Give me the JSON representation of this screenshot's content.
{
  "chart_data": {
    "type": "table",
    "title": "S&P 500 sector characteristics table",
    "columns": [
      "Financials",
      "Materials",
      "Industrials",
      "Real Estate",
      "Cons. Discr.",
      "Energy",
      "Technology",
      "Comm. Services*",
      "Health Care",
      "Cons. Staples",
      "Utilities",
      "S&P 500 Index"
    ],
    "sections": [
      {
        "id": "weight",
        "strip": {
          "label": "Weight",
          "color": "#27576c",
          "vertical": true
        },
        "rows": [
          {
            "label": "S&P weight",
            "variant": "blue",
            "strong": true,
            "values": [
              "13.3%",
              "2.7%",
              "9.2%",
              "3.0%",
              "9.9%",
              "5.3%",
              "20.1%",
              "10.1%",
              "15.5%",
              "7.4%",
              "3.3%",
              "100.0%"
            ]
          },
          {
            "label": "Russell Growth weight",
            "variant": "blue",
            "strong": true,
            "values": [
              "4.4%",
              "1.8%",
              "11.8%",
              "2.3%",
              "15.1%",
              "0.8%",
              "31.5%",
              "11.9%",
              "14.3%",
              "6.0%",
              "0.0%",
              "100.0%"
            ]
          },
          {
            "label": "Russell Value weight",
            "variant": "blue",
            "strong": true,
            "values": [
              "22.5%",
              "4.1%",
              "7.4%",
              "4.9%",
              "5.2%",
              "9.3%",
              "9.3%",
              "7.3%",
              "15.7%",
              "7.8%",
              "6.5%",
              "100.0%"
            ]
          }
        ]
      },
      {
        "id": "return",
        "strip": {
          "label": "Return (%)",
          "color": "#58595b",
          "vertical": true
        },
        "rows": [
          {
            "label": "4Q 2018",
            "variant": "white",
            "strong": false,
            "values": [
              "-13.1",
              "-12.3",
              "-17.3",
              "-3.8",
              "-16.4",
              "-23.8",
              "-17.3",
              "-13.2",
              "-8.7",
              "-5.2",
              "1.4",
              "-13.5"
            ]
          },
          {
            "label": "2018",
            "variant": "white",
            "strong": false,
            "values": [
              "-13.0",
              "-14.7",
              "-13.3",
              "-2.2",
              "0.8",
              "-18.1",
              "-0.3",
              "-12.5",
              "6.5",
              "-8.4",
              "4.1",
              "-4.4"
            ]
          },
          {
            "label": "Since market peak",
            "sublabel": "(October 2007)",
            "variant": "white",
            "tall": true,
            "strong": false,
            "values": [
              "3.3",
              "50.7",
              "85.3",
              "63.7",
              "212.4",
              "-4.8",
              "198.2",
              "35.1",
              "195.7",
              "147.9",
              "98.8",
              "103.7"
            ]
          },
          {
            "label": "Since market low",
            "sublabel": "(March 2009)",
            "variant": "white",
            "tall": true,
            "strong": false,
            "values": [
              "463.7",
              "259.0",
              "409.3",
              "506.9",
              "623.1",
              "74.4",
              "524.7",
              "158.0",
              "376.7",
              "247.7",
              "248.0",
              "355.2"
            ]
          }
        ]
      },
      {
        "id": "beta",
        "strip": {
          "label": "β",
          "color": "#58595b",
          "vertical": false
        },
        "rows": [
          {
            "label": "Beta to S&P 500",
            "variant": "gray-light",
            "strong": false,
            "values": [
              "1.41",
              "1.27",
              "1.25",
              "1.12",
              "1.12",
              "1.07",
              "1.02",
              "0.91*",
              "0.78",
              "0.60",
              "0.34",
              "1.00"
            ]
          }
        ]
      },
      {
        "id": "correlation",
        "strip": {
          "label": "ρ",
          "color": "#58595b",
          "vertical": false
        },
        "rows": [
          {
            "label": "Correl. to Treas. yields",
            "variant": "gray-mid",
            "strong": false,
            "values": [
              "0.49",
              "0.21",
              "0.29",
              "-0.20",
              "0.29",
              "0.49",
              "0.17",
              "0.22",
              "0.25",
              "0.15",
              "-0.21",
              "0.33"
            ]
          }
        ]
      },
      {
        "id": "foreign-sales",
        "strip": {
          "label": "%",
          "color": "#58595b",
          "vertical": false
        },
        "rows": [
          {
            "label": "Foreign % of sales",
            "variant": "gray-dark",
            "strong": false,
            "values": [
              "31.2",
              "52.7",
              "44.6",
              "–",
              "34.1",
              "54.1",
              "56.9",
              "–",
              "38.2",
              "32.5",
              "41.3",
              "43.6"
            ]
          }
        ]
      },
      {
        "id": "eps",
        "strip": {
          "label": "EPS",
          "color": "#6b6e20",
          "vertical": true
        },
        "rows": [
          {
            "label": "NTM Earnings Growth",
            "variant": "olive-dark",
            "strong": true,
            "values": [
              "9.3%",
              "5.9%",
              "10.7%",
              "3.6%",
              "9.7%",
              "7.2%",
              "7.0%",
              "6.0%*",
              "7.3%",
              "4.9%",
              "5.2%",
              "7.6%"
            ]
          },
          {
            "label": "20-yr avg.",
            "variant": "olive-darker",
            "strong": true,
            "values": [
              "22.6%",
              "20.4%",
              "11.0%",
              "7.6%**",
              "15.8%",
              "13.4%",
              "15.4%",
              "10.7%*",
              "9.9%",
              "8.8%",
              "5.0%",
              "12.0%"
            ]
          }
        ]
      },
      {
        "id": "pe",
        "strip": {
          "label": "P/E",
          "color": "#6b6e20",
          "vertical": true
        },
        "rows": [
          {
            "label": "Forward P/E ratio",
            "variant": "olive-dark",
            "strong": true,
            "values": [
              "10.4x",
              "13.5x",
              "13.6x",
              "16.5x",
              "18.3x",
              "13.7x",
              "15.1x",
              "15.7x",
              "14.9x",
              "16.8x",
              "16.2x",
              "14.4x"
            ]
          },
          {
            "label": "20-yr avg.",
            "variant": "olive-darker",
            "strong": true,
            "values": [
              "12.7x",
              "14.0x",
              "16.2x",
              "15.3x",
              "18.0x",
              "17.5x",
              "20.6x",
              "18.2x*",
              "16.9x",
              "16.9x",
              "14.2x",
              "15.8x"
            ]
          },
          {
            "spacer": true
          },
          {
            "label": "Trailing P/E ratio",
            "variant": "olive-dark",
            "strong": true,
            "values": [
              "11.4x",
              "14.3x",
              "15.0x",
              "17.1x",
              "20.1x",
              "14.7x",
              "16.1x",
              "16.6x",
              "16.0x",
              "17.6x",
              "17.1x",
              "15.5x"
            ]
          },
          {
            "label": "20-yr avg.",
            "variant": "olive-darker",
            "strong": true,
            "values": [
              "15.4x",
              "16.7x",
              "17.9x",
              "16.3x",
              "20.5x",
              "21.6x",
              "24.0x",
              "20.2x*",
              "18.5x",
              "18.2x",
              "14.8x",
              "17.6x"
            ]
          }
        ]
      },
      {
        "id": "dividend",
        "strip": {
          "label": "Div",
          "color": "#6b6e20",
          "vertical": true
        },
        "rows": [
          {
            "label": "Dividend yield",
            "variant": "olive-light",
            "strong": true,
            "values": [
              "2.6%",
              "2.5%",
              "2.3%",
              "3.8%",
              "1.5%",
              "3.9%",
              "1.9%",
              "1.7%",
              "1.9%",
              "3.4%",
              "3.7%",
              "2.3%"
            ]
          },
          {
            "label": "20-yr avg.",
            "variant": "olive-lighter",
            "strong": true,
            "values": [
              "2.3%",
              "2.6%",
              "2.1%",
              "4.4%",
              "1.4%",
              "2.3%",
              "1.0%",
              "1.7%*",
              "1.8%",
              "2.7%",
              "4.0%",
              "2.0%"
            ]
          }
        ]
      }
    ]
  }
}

● WHAT TO WORK ON
Each line of the material should be echoed exactly.

● FINAL RESULT
Give me the JSON representation of this screenshot's content.
{
  "chart_data": {
    "type": "table",
    "title": "S&P 500 sector characteristics table",
    "columns": [
      "Financials",
      "Materials",
      "Industrials",
      "Real Estate",
      "Cons. Discr.",
      "Energy",
      "Technology",
      "Comm. Services*",
      "Health Care",
      "Cons. Staples",
      "Utilities",
      "S&P 500 Index"
    ],
    "sections": [
      {
        "id": "weight",
        "strip": {
          "label": "Weight",
          "color": "#27576c",
          "vertical": true
        },
        "rows": [
          {
            "label": "S&P weight",
            "variant": "blue",
            "strong": true,
            "values": [
              "13.3%",
              "2.7%",
              "9.2%",
              "3.0%",
              "9.9%",
              "5.3%",
              "20.1%",
              "10.1%",
              "15.5%",
              "7.4%",
              "3.3%",
              "100.0%"
            ]
          },
          {
            "label": "Russell Growth weight",
            "variant": "blue",
            "strong": true,
            "values": [
              "4.4%",
              "1.8%",
              "11.8%",
              "2.3%",
              "15.1%",
              "0.8%",
              "31.5%",
              "11.9%",
              "14.3%",
              "6.0%",
              "0.0%",
              "100.0%"
            ]
          },
          {
            "label": "Russell Value weight",
            "variant": "blue",
            "strong": true,
            "values": [
              "22.5%",
              "4.1%",
              "7.4%",
              "4.9%",
              "5.2%",
              "9.3%",
              "9.3%",
              "7.3%",
              "15.7%",
              "7.8%",
              "6.5%",
              "100.0%"
            ]
          }
        ]
      },
      {
        "id": "return",
        "strip": {
          "label": "Return (%)",
          "color": "#58595b",
          "vertical": true
        },
        "rows": [
          {
            "label": "4Q 2018",
            "variant": "white",
            "strong": false,
            "values": [
              "-13.1",
              "-12.3",
              "-17.3",
              "-3.8",
              "-16.4",
              "-23.8",
              "-17.3",
              "-13.2",
              "-8.7",
              "-5.2",
              "1.4",
              "-13.5"
            ]
          },
          {
            "label": "2018",
            "variant": "white",
            "strong": false,
            "values": [
              "-13.0",
              "-14.7",
              "-13.3",
              "-2.2",
              "0.8",
              "-18.1",
              "-0.3",
              "-12.5",
              "6.5",
              "-8.4",
              "4.1",
              "-4.4"
            ]
          },
          {
            "label": "Since market peak",
            "sublabel": "(October 2007)",
            "variant": "white",
            "tall": true,
            "strong": false,
            "values": [
              "3.3",
              "50.7",
              "85.3",
              "63.7",
              "212.4",
              "-4.8",
              "198.2",
              "35.1",
              "195.7",
              "147.9",
              "98.8",
              "103.7"
            ]
          },
          {
            "label": "Since market low",
            "sublabel": "(March 2009)",
            "variant": "white",
            "tall": true,
            "strong": false,
            "values": [
              "463.7",
              "259.0",
              "409.3",
              "506.9",
              "623.1",
              "74.4",
              "524.7",
              "158.0",
              "376.7",
              "247.7",
              "248.0",
              "355.2"
            ]
          }
        ]
      },
      {
        "id": "beta",
        "strip": {
          "label": "β",
          "color": "#58595b",
          "vertical": false
        },
        "rows": [
          {
            "label": "Beta to S&P 500",
            "variant": "gray-light",
            "strong": false,
            "values": [
              "1.41",
              "1.27",
              "1.25",
              "1.12",
              "1.12",
              "1.07",
              "1.02",
              "0.91*",
              "0.78",
              "0.60",
              "0.34",
              "1.00"
            ]
          }
        ]
      },
      {
        "id": "correlation",
        "strip": {
          "label": "ρ",
          "color": "#58595b",
          "vertical": false
        },
        "rows": [
          {
            "label": "Correl. to Treas. yields",
            "variant": "gray-mid",
            "strong": false,
            "values": [
              "0.49",
              "0.21",
              "0.29",
              "-0.20",
              "0.29",
              "0.49",
              "0.17",
              "0.22",
              "0.25",
              "0.15",
              "-0.21",
              "0.33"
            ]
          }
        ]
      },
      {
        "id": "foreign-sales",
        "strip": {
          "label": "%",
          "color": "#58595b",
          "vertical": false
        },
        "rows": [
          {
            "label": "Foreign % of sales",
            "variant": "gray-dark",
            "strong": false,
            "values": [
              "31.2",
              "52.7",
              "44.6",
              "–",
              "34.1",
              "54.1",
              "56.9",
              "–",
              "38.2",
              "32.5",
              "41.3",
              "43.6"
            ]
          }
        ]
      },
      {
        "id": "eps",
        "strip": {
          "label": "EPS",
          "color": "#6b6e20",
          "vertical": true
        },
        "rows": [
          {
            "label": "NTM Earnings Growth",
            "variant": "olive-dark",
            "strong": true,
            "values": [
              "9.3%",
              "5.9%",
              "10.7%",
              "3.6%",
              "9.7%",
              "7.2%",
              "7.0%",
              "6.0%*",
              "7.3%",
              "4.9%",
              "5.2%",
              "7.6%"
            ]
          },
          {
            "label": "20-yr avg.",
            "variant": "olive-darker",
            "strong": true,
            "values": [
              "22.6%",
              "20.4%",
              "11.0%",
              "7.6%**",
              "15.8%",
              "13.4%",
              "15.4%",
              "10.7%*",
              "9.9%",
              "8.8%",
              "5.0%",
              "12.0%"
            ]
          }
        ]
      },
      {
        "id": "pe",
        "strip": {
          "label": "P/E",
          "color": "#6b6e20",
          "vertical": true
        },
        "rows": [
          {
            "label": "Forward P/E ratio",
            "variant": "olive-dark",
            "strong": true,
            "values": [
              "10.4x",
              "13.5x",
              "13.6x",
              "16.5x",
              "18.3x",
              "13.7x",
              "15.1x",
              "15.7x",
              "14.9x",
              "16.8x",
              "16.2x",
              "14.4x"
            ]
          },
          {
            "label": "20-yr avg.",
            "variant": "olive-darker",
            "strong": true,
            "values": [
              "12.7x",
              "14.0x",
              "16.2x",
              "15.3x",
              "18.0x",
              "17.5x",
              "20.6x",
              "18.2x*",
              "16.9x",
              "16.9x",
              "14.2x",
              "15.8x"
            ]
          },
          {
            "spacer": true
          },
          {
            "label": "Trailing P/E ratio",
            "variant": "olive-dark",
            "strong": true,
            "values": [
              "11.4x",
              "14.3x",
              "15.0x",
              "17.1x",
              "20.1x",
              "14.7x",
              "16.1x",
              "16.6x",
              "16.0x",
              "17.6x",
              "17.1x",
              "15.5x"
            ]
          },
          {
            "label": "20-yr avg.",
            "variant": "olive-darker",
            "strong": true,
            "values": [
              "15.4x",
              "16.7x",
              "17.9x",
              "16.3x",
              "20.5x",
              "21.6x",
              "24.0x",
              "20.2x*",
              "18.5x",
              "18.2x",
              "14.8x",
              "17.6x"
            ]
          }
        ]
      },
      {
        "id": "dividend",
        "strip": {
          "label": "Div",
          "color": "#6b6e20",
          "vertical": true
        },
        "rows": [
          {
            "label": "Dividend yield",
            "variant": "olive-light",
            "strong": true,
            "values": [
              "2.6%",
              "2.5%",
              "2.3%",
              "3.8%",
              "1.5%",
              "3.9%",
              "1.9%",
              "1.7%",
              "1.9%",
              "3.4%",
              "3.7%",
              "2.3%"
            ]
          },
          {
            "label": "20-yr avg.",
            "variant": "olive-lighter",
            "strong": true,
            "values": [
              "2.3%",
              "2.6%",
              "2.1%",
              "4.4%",
              "1.4%",
              "2.3%",
              "1.0%",
              "1.7%*",
              "1.8%",
              "2.7%",
              "4.0%",
              "2.0%"
            ]
          }
        ]
      }
    ]
  }
}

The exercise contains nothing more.